Short problem: Transcribe the entries below exactly.

>> Begin

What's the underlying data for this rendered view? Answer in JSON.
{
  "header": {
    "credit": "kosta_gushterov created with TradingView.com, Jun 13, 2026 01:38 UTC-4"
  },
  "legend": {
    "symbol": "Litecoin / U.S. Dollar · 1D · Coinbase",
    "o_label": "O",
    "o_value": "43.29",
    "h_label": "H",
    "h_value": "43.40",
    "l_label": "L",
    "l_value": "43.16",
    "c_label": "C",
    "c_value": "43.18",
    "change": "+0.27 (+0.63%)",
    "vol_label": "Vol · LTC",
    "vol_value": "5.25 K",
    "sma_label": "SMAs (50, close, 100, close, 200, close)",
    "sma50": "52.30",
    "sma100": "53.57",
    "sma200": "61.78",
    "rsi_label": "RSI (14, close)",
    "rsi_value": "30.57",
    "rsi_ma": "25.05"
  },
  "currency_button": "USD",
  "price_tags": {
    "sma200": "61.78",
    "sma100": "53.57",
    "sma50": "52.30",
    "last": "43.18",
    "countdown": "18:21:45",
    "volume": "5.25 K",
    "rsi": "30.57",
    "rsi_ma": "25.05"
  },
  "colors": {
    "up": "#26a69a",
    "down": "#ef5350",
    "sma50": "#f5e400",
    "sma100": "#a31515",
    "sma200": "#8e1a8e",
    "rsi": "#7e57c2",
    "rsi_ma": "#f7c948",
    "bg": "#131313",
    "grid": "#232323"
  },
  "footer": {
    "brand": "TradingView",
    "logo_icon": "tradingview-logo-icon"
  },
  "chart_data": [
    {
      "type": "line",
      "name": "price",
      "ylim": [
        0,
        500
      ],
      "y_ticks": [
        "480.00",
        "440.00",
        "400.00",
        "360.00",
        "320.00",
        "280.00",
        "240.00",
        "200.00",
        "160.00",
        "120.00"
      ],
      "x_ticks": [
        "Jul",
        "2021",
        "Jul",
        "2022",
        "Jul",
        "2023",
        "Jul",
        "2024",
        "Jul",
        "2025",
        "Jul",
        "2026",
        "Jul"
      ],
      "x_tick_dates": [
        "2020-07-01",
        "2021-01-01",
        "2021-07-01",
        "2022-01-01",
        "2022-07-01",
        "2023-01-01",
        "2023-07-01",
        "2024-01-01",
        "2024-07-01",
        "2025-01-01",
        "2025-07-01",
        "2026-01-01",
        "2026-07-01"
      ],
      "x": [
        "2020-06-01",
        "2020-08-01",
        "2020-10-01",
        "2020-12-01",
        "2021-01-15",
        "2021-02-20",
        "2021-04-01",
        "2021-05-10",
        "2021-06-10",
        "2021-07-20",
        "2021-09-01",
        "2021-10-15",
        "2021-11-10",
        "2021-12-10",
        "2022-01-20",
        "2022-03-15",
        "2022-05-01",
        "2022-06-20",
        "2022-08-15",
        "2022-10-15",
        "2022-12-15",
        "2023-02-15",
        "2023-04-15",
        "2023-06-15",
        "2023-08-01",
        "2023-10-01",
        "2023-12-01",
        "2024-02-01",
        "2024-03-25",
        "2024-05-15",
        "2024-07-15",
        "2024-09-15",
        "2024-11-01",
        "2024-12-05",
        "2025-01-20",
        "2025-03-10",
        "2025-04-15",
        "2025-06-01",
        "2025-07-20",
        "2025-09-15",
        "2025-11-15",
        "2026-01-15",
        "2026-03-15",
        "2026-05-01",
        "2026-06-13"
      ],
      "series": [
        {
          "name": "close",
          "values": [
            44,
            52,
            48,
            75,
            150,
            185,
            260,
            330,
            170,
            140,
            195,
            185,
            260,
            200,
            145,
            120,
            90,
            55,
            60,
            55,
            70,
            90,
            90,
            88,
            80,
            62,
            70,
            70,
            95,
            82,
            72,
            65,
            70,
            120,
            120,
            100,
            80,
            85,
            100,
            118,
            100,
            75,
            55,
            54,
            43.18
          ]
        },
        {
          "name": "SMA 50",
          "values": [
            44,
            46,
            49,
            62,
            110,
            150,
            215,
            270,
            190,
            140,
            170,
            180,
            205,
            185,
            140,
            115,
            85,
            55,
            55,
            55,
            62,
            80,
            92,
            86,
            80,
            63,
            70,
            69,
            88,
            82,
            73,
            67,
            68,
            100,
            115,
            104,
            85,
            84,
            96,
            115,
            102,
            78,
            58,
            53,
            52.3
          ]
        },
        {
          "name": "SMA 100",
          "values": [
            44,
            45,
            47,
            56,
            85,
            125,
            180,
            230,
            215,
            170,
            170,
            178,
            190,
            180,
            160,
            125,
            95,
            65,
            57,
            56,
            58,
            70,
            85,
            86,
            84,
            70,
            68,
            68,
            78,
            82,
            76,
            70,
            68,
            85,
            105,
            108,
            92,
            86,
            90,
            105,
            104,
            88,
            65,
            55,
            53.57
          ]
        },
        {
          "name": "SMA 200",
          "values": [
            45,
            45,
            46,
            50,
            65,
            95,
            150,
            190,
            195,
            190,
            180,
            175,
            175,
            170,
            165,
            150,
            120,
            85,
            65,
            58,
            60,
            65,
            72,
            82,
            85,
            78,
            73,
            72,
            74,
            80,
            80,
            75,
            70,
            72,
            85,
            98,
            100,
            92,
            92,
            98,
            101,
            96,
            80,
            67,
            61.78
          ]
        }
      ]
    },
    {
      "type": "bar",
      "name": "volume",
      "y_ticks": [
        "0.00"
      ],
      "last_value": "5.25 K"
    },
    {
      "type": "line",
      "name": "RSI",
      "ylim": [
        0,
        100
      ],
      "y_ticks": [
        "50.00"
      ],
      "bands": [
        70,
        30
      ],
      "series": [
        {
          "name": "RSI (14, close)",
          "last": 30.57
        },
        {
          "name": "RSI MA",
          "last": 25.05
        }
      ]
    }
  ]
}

>> End

Reply to the task:
What's the underlying data for this rendered view? Answer in JSON.
{
  "header": {
    "credit": "kosta_gushterov created with TradingView.com, Jun 13, 2026 01:38 UTC-4"
  },
  "legend": {
    "symbol": "Litecoin / U.S. Dollar · 1D · Coinbase",
    "o_label": "O",
    "o_value": "43.29",
    "h_label": "H",
    "h_value": "43.40",
    "l_label": "L",
    "l_value": "43.16",
    "c_label": "C",
    "c_value": "43.18",
    "change": "+0.27 (+0.63%)",
    "vol_label": "Vol · LTC",
    "vol_value": "5.25 K",
    "sma_label": "SMAs (50, close, 100, close, 200, close)",
    "sma50": "52.30",
    "sma100": "53.57",
    "sma200": "61.78",
    "rsi_label": "RSI (14, close)",
    "rsi_value": "30.57",
    "rsi_ma": "25.05"
  },
  "currency_button": "USD",
  "price_tags": {
    "sma200": "61.78",
    "sma100": "53.57",
    "sma50": "52.30",
    "last": "43.18",
    "countdown": "18:21:45",
    "volume": "5.25 K",
    "rsi": "30.57",
    "rsi_ma": "25.05"
  },
  "colors": {
    "up": "#26a69a",
    "down": "#ef5350",
    "sma50": "#f5e400",
    "sma100": "#a31515",
    "sma200": "#8e1a8e",
    "rsi": "#7e57c2",
    "rsi_ma": "#f7c948",
    "bg": "#131313",
    "grid": "#232323"
  },
  "footer": {
    "brand": "TradingView",
    "logo_icon": "tradingview-logo-icon"
  },
  "chart_data": [
    {
      "type": "line",
      "name": "price",
      "ylim": [
        0,
        500
      ],
      "y_ticks": [
        "480.00",
        "440.00",
        "400.00",
        "360.00",
        "320.00",
        "280.00",
        "240.00",
        "200.00",
        "160.00",
        "120.00"
      ],
      "x_ticks": [
        "Jul",
        "2021",
        "Jul",
        "2022",
        "Jul",
        "2023",
        "Jul",
        "2024",
        "Jul",
        "2025",
        "Jul",
        "2026",
        "Jul"
      ],
      "x_tick_dates": [
        "2020-07-01",
        "2021-01-01",
        "2021-07-01",
        "2022-01-01",
        "2022-07-01",
        "2023-01-01",
        "2023-07-01",
        "2024-01-01",
        "2024-07-01",
        "2025-01-01",
        "2025-07-01",
        "2026-01-01",
        "2026-07-01"
      ],
      "x": [
        "2020-06-01",
        "2020-08-01",
        "2020-10-01",
        "2020-12-01",
        "2021-01-15",
        "2021-02-20",
        "2021-04-01",
        "2021-05-10",
        "2021-06-10",
        "2021-07-20",
        "2021-09-01",
        "2021-10-15",
        "2021-11-10",
        "2021-12-10",
        "2022-01-20",
        "2022-03-15",
        "2022-05-01",
        "2022-06-20",
        "2022-08-15",
        "2022-10-15",
        "2022-12-15",
        "2023-02-15",
        "2023-04-15",
        "2023-06-15",
        "2023-08-01",
        "2023-10-01",
        "2023-12-01",
        "2024-02-01",
        "2024-03-25",
        "2024-05-15",
        "2024-07-15",
        "2024-09-15",
        "2024-11-01",
        "2024-12-05",
        "2025-01-20",
        "2025-03-10",
        "2025-04-15",
        "2025-06-01",
        "2025-07-20",
        "2025-09-15",
        "2025-11-15",
        "2026-01-15",
        "2026-03-15",
        "2026-05-01",
        "2026-06-13"
      ],
      "series": [
        {
          "name": "close",
          "values": [
            44,
            52,
            48,
            75,
            150,
            185,
            260,
            330,
            170,
            140,
            195,
            185,
            260,
            200,
            145,
            120,
            90,
            55,
            60,
            55,
            70,
            90,
            90,
            88,
            80,
            62,
            70,
            70,
            95,
            82,
            72,
            65,
            70,
            120,
            120,
            100,
            80,
            85,
            100,
            118,
            100,
            75,
            55,
            54,
            43.18
          ]
        },
        {
          "name": "SMA 50",
          "values": [
            44,
            46,
            49,
            62,
            110,
            150,
            215,
            270,
            190,
            140,
            170,
            180,
            205,
            185,
            140,
            115,
            85,
            55,
            55,
            55,
            62,
            80,
            92,
            86,
            80,
            63,
            70,
            69,
            88,
            82,
            73,
            67,
            68,
            100,
            115,
            104,
            85,
            84,
            96,
            115,
            102,
            78,
            58,
            53,
            52.3
          ]
        },
        {
          "name": "SMA 100",
          "values": [
            44,
            45,
            47,
            56,
            85,
            125,
            180,
            230,
            215,
            170,
            170,
            178,
            190,
            180,
            160,
            125,
            95,
            65,
            57,
            56,
            58,
            70,
            85,
            86,
            84,
            70,
            68,
            68,
            78,
            82,
            76,
            70,
            68,
            85,
            105,
            108,
            92,
            86,
            90,
            105,
            104,
            88,
            65,
            55,
            53.57
          ]
        },
        {
          "name": "SMA 200",
          "values": [
            45,
            45,
            46,
            50,
            65,
            95,
            150,
            190,
            195,
            190,
            180,
            175,
            175,
            170,
            165,
            150,
            120,
            85,
            65,
            58,
            60,
            65,
            72,
            82,
            85,
            78,
            73,
            72,
            74,
            80,
            80,
            75,
            70,
            72,
            85,
            98,
            100,
            92,
            92,
            98,
            101,
            96,
            80,
            67,
            61.78
          ]
        }
      ]
    },
    {
      "type": "bar",
      "name": "volume",
      "y_ticks": [
        "0.00"
      ],
      "last_value": "5.25 K"
    },
    {
      "type": "line",
      "name": "RSI",
      "ylim": [
        0,
        100
      ],
      "y_ticks": [
        "50.00"
      ],
      "bands": [
        70,
        30
      ],
      "series": [
        {
          "name": "RSI (14, close)",
          "last": 30.57
        },
        {
          "name": "RSI MA",
          "last": 25.05
        }
      ]
    }
  ]
}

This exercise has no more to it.